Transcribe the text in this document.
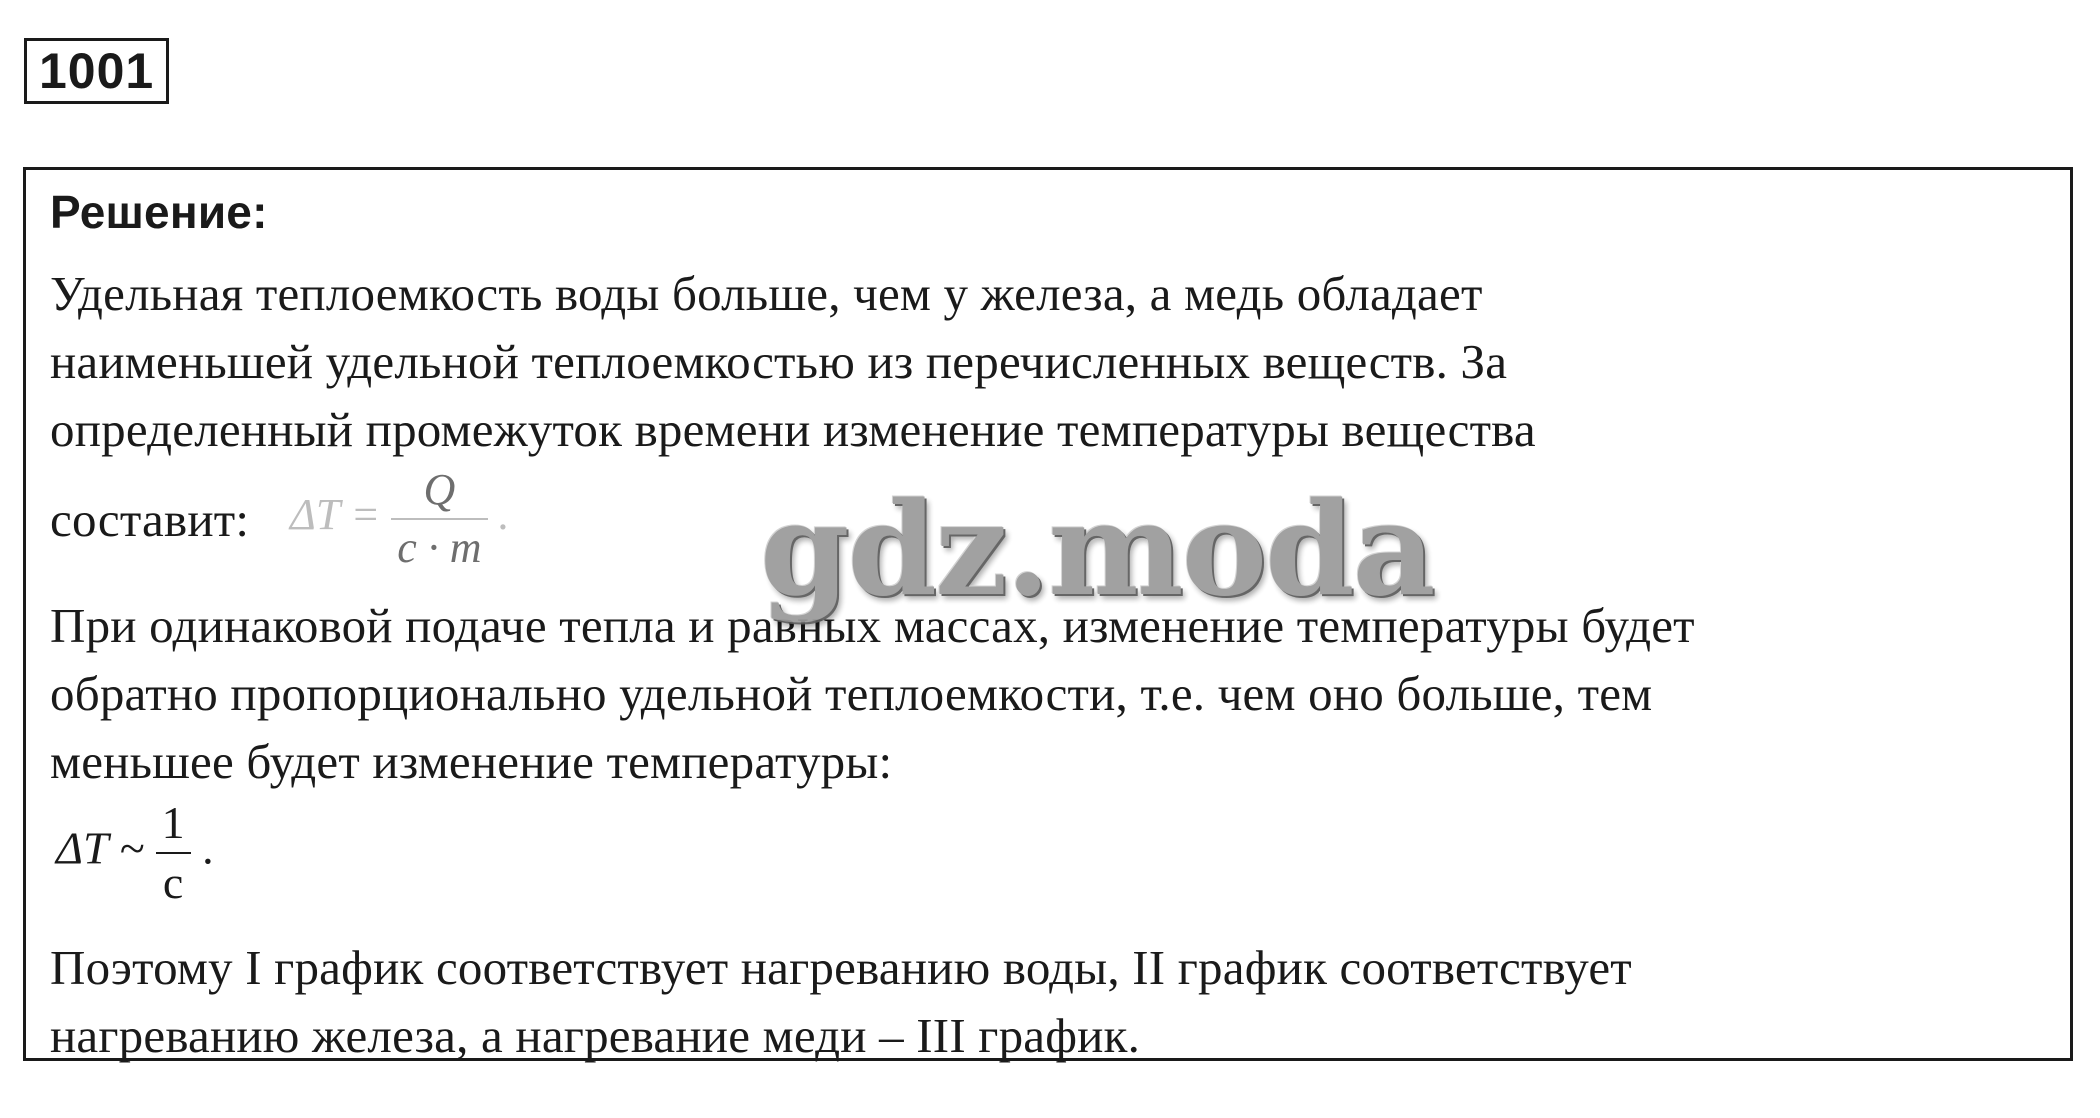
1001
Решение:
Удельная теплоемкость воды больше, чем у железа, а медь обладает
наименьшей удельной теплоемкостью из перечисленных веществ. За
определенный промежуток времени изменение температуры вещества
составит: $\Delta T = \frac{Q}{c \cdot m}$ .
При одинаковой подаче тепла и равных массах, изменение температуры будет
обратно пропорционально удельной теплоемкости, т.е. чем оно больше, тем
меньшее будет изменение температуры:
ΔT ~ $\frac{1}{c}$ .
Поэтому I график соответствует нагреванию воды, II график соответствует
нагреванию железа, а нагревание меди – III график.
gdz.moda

────────

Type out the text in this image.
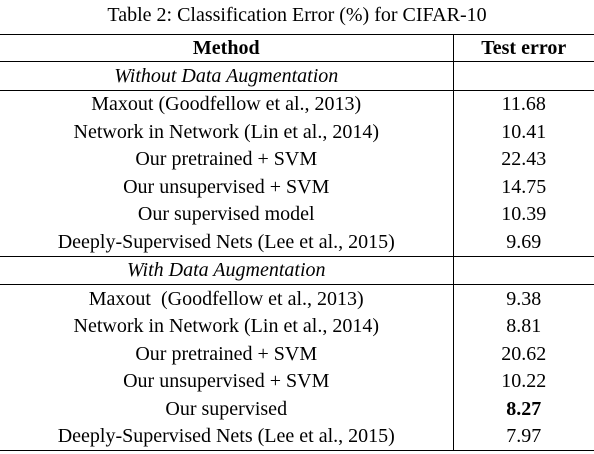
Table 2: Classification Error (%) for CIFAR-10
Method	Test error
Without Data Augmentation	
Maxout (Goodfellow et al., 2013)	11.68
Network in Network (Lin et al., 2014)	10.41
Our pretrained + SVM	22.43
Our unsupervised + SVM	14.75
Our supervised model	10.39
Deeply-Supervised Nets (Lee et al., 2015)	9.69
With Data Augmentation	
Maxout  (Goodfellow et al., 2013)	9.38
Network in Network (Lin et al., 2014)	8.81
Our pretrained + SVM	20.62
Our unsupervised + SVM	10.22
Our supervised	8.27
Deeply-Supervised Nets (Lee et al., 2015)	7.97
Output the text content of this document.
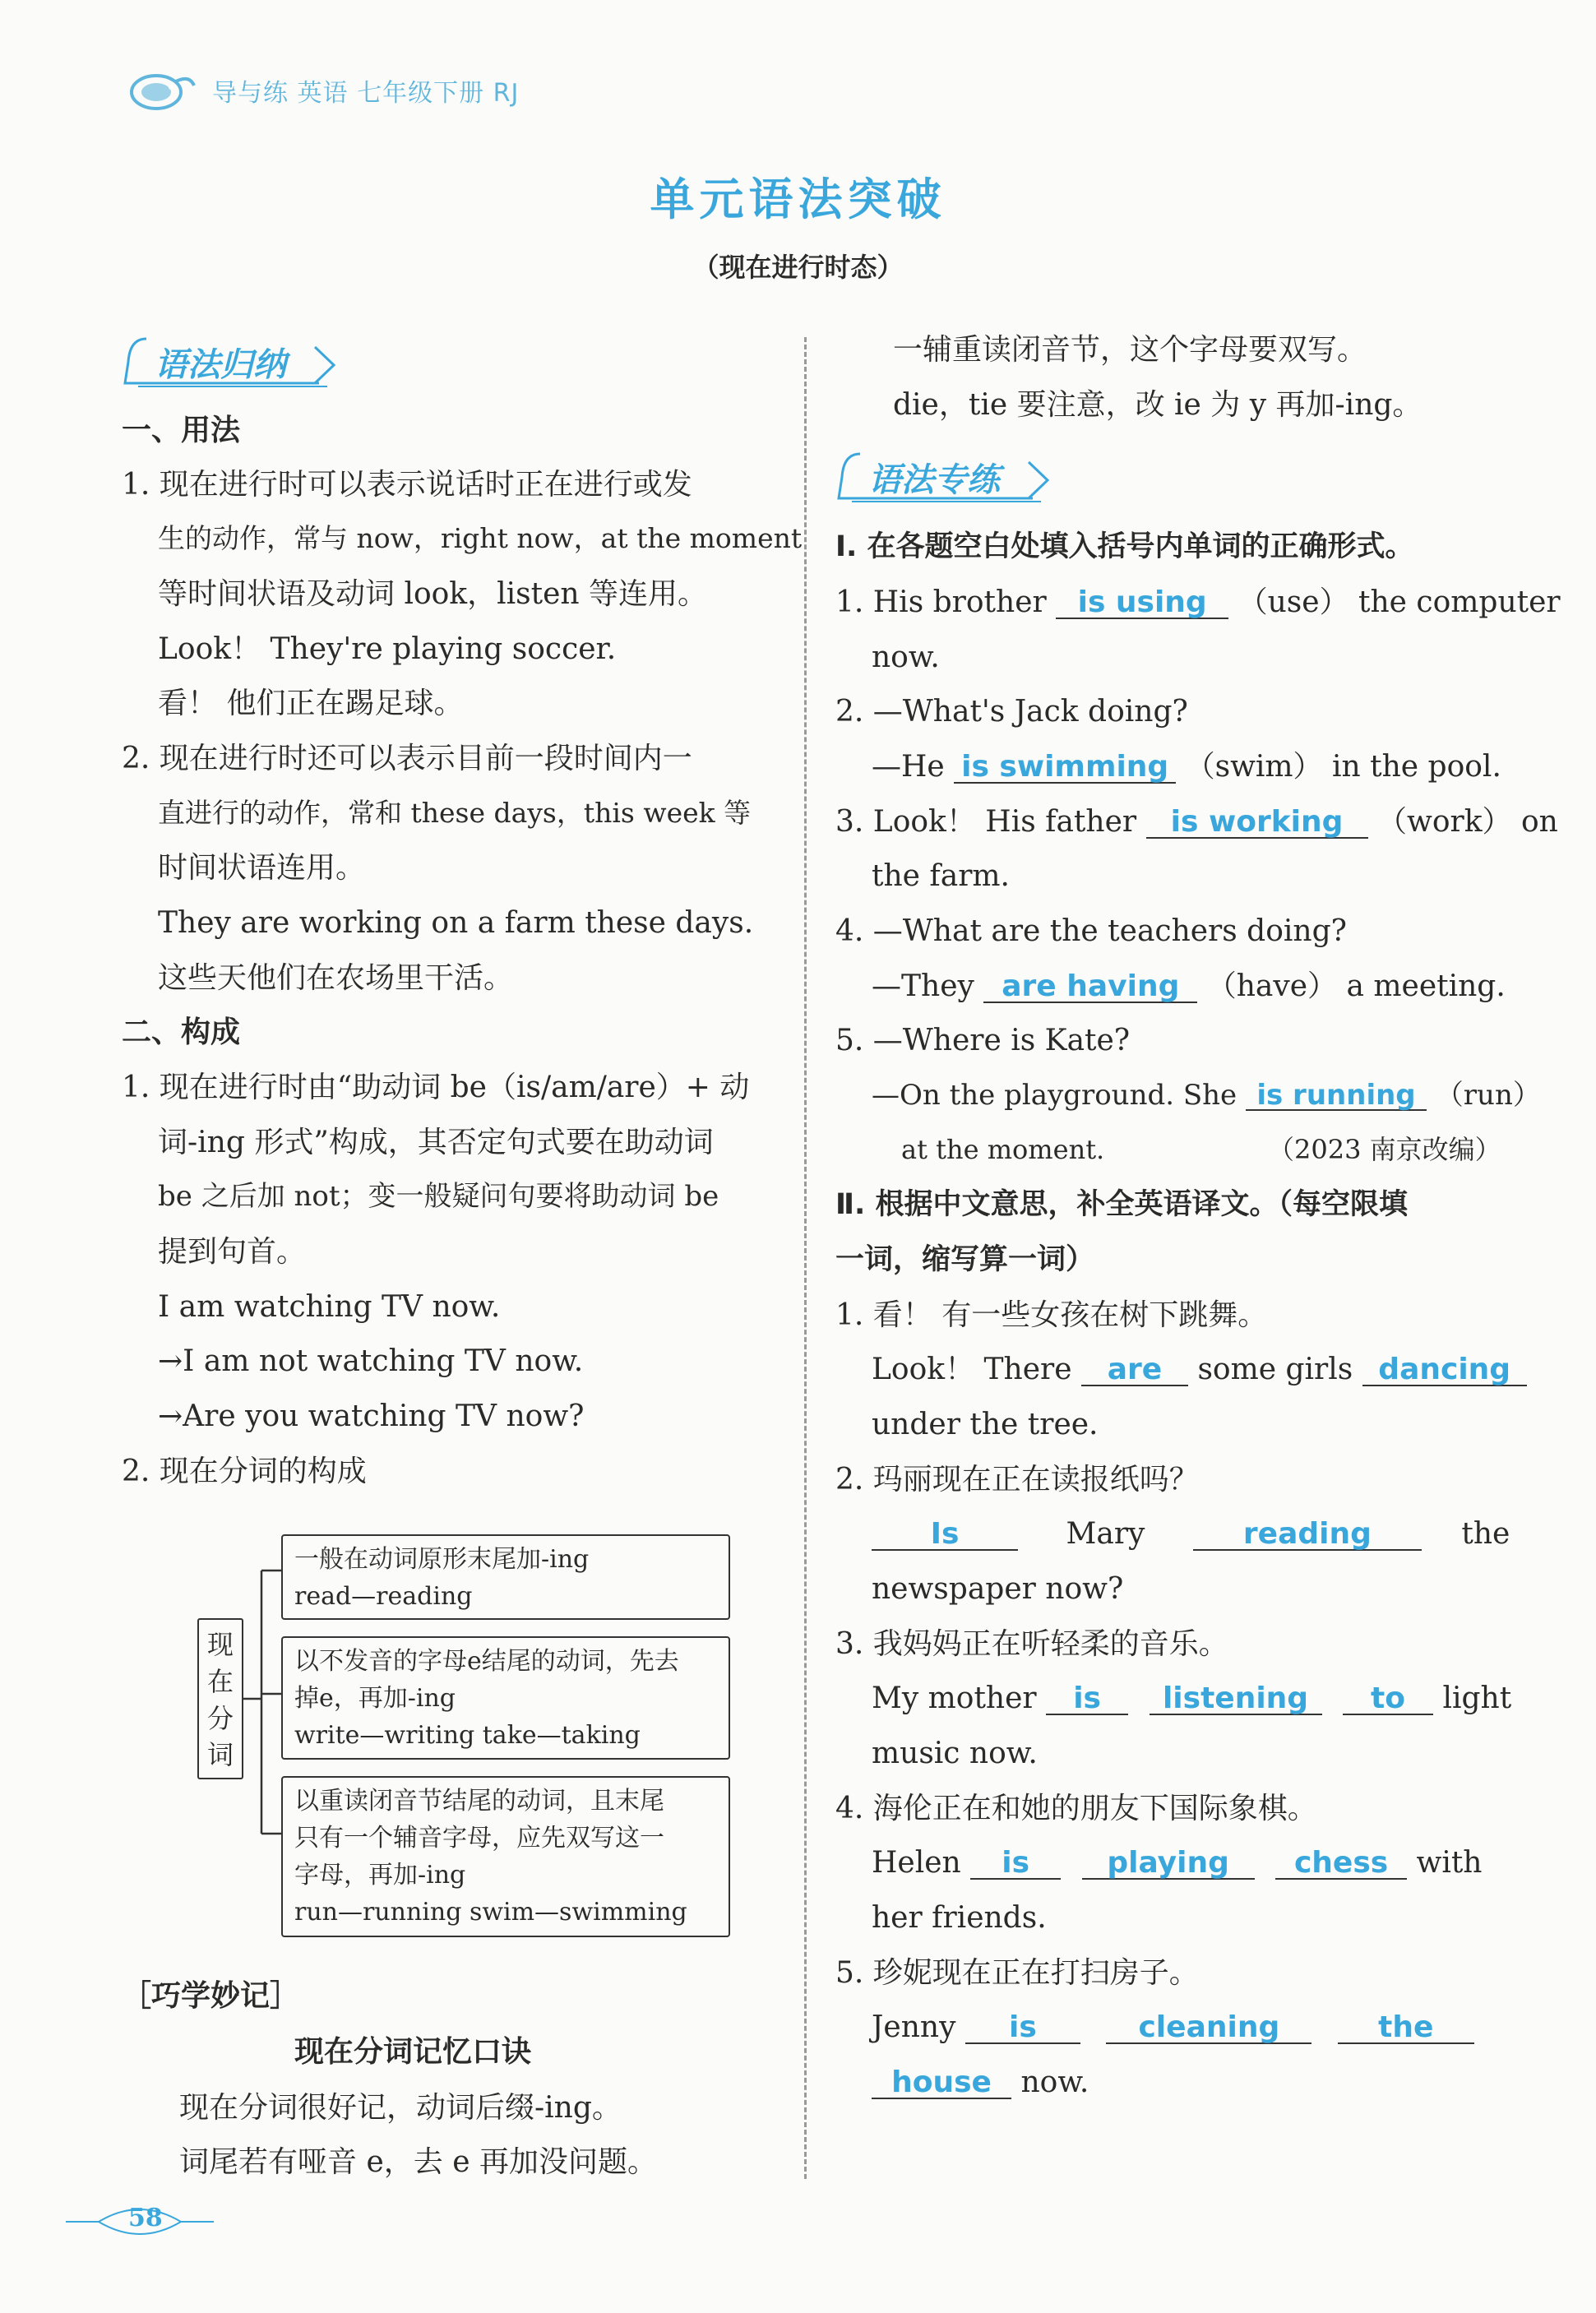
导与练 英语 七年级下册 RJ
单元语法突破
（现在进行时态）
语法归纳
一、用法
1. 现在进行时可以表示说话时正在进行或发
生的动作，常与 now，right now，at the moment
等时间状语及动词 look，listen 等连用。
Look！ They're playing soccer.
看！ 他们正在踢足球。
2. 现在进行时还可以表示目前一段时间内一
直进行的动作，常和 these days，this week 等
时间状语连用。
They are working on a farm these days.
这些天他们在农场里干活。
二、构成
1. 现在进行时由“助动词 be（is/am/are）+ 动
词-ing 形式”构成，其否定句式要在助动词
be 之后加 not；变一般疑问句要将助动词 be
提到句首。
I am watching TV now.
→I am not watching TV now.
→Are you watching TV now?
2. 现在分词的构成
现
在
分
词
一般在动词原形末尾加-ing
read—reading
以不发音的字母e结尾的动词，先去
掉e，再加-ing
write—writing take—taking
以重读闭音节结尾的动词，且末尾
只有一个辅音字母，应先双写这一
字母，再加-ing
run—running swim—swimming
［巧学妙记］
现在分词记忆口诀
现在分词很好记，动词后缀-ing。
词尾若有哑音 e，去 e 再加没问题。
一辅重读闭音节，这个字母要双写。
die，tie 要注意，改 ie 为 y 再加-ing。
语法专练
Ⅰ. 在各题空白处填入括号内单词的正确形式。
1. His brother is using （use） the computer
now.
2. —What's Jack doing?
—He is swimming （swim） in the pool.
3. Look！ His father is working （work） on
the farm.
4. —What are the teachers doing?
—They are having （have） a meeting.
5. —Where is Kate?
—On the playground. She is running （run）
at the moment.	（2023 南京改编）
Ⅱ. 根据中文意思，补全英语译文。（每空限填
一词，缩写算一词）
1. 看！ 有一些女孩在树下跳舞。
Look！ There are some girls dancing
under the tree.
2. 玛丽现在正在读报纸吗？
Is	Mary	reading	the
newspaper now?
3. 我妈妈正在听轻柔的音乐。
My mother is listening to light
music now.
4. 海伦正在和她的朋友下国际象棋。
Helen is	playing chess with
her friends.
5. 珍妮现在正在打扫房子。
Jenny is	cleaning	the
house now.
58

────────

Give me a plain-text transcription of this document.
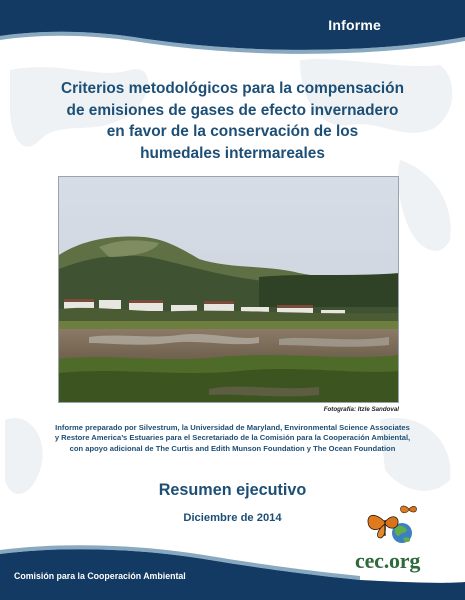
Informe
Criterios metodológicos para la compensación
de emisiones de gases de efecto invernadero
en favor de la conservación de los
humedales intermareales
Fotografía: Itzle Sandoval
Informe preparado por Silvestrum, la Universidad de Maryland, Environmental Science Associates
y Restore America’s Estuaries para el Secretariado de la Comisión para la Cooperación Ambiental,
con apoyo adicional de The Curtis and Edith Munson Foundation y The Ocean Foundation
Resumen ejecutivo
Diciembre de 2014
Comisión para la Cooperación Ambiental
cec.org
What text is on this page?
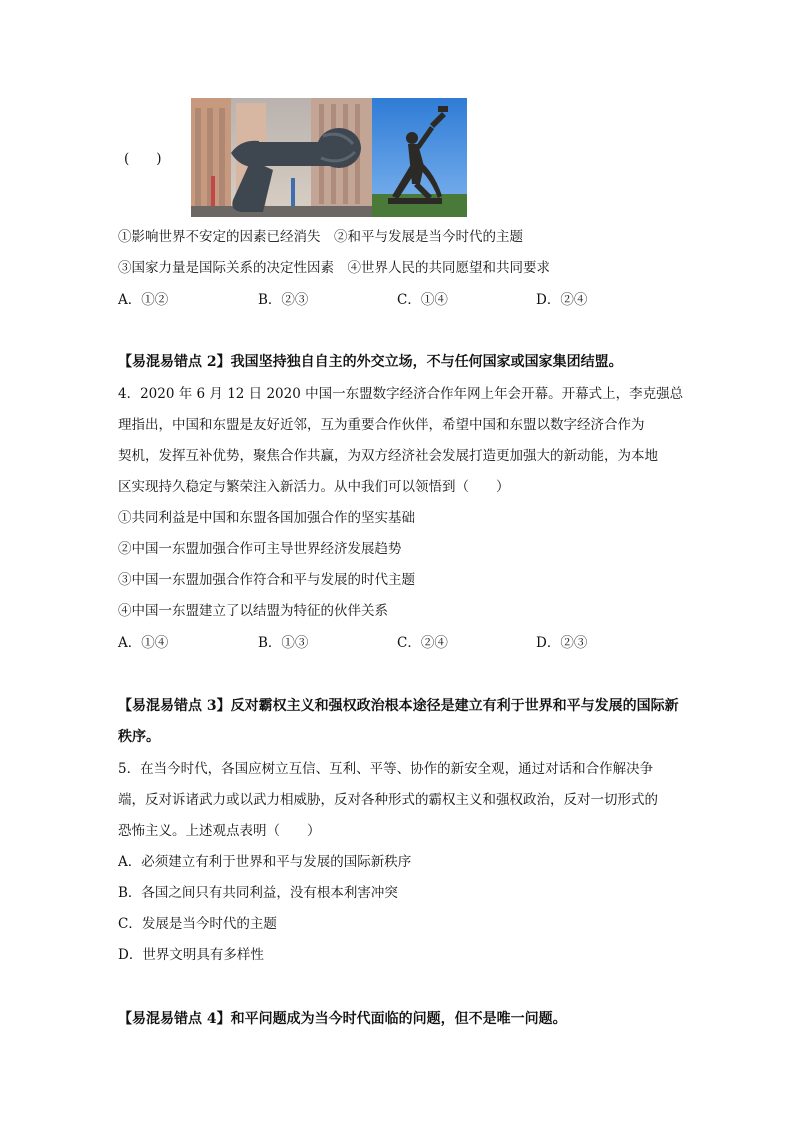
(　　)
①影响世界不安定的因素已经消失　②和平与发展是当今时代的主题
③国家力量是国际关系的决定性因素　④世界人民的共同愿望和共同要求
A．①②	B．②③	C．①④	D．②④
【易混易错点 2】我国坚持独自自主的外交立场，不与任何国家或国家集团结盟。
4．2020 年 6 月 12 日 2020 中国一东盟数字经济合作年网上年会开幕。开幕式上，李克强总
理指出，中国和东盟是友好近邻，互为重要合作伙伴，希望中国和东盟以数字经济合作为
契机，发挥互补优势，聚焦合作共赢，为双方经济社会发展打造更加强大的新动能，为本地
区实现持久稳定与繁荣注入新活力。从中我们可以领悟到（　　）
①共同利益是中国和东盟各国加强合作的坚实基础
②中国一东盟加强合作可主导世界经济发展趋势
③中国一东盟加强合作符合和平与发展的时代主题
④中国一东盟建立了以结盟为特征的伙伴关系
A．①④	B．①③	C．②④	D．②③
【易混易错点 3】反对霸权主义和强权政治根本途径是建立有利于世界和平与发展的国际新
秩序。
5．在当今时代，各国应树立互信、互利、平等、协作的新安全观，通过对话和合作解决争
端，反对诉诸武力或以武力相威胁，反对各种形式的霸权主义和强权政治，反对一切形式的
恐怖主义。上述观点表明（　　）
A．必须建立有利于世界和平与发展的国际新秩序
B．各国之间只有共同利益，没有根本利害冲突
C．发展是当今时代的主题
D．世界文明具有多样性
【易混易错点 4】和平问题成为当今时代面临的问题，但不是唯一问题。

────────

Of the lines in the listing, how many hold the word "Nets"? Nothing but the number is needed.

2